====== Exercise input ======

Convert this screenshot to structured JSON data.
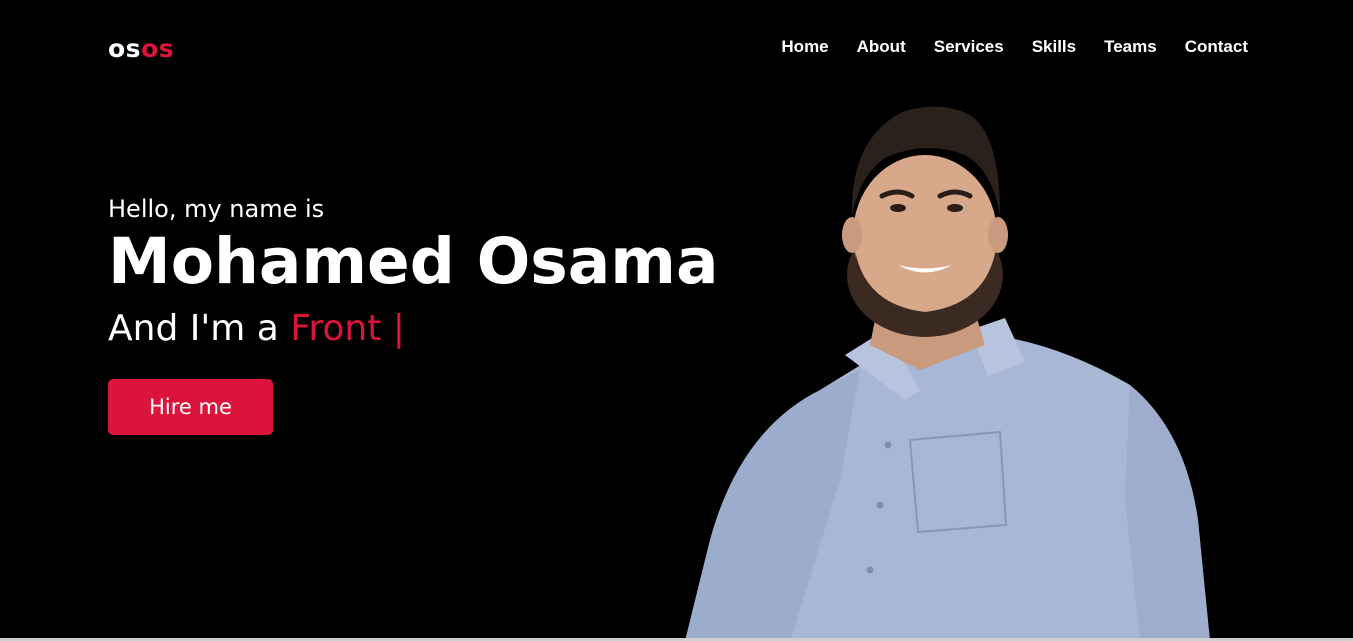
{
  "brand": {
    "logo_part1": "os",
    "logo_part2": "os"
  },
  "nav": {
    "items": [
      {
        "label": "Home"
      },
      {
        "label": "About"
      },
      {
        "label": "Services"
      },
      {
        "label": "Skills"
      },
      {
        "label": "Teams"
      },
      {
        "label": "Contact"
      }
    ]
  },
  "hero": {
    "greeting": "Hello, my name is",
    "name": "Mohamed Osama",
    "role_prefix": "And I'm a",
    "role_typed": "Front |",
    "cta_label": "Hire me"
  },
  "colors": {
    "background": "#000000",
    "accent": "#dc143c",
    "text": "#ffffff",
    "shirt": "#aab8d6"
  },
  "icons": {
    "portrait": "person-photo"
  }
}
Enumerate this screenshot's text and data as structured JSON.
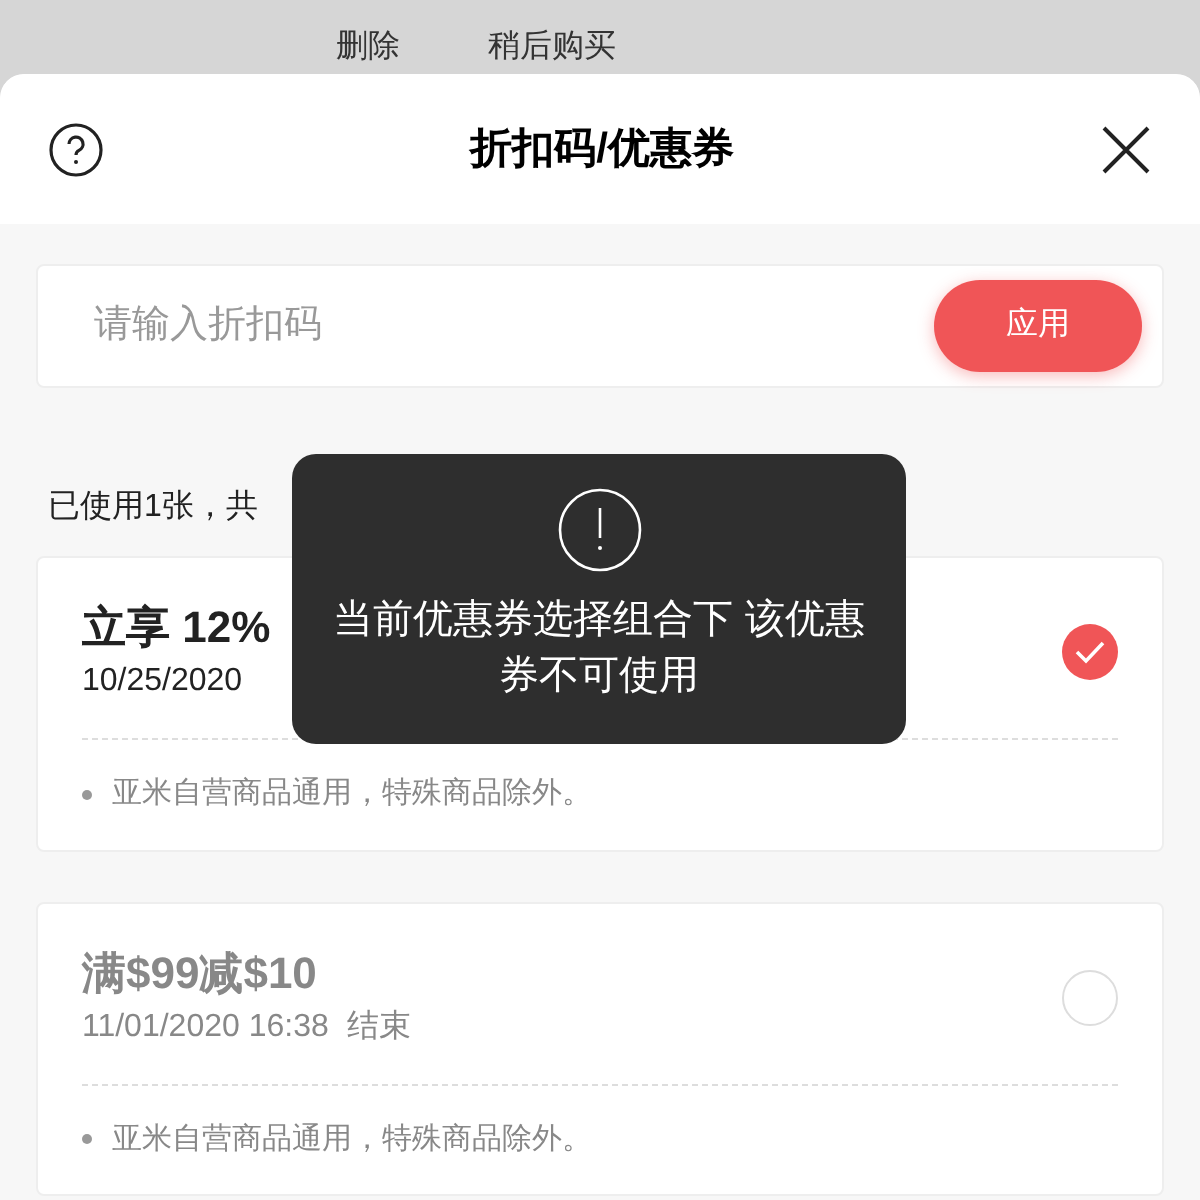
{
  "background_actions": [
    "删除",
    "稍后购买"
  ],
  "sheet": {
    "title": "折扣码/优惠券"
  },
  "code_input": {
    "placeholder": "请输入折扣码",
    "button": "应用"
  },
  "summary": "已使用1张，共",
  "coupons": [
    {
      "title": "立享 12%",
      "expiry": "10/25/2020",
      "note": "亚米自营商品通用，特殊商品除外。",
      "selected": true,
      "disabled": false
    },
    {
      "title": "满$99减$10",
      "expiry": "11/01/2020 16:38  结束",
      "note": "亚米自营商品通用，特殊商品除外。",
      "selected": false,
      "disabled": true
    }
  ],
  "toast": {
    "message": "当前优惠券选择组合下 该优惠券不可使用"
  }
}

======

» **Description of the task**
Make a verbatim copy of all the entries and strip out the pictures.

» **Complete answer**
Convert this screenshot to structured JSON data.
{
  "brand": {
    "logo_part1": "os",
    "logo_part2": "os"
  },
  "nav": {
    "items": [
      {
        "label": "Home"
      },
      {
        "label": "About"
      },
      {
        "label": "Services"
      },
      {
        "label": "Skills"
      },
      {
        "label": "Teams"
      },
      {
        "label": "Contact"
      }
    ]
  },
  "hero": {
    "greeting": "Hello, my name is",
    "name": "Mohamed Osama",
    "role_prefix": "And I'm a",
    "role_typed": "Front |",
    "cta_label": "Hire me"
  },
  "colors": {
    "background": "#000000",
    "accent": "#dc143c",
    "text": "#ffffff",
    "shirt": "#aab8d6"
  },
  "icons": {
    "portrait": "person-photo"
  }
}
Enumerate this screenshot's text and data as structured JSON.
{
  "background_actions": [
    "删除",
    "稍后购买"
  ],
  "sheet": {
    "title": "折扣码/优惠券"
  },
  "code_input": {
    "placeholder": "请输入折扣码",
    "button": "应用"
  },
  "summary": "已使用1张，共",
  "coupons": [
    {
      "title": "立享 12%",
      "expiry": "10/25/2020",
      "note": "亚米自营商品通用，特殊商品除外。",
      "selected": true,
      "disabled": false
    },
    {
      "title": "满$99减$10",
      "expiry": "11/01/2020 16:38  结束",
      "note": "亚米自营商品通用，特殊商品除外。",
      "selected": false,
      "disabled": true
    }
  ],
  "toast": {
    "message": "当前优惠券选择组合下 该优惠券不可使用"
  }
}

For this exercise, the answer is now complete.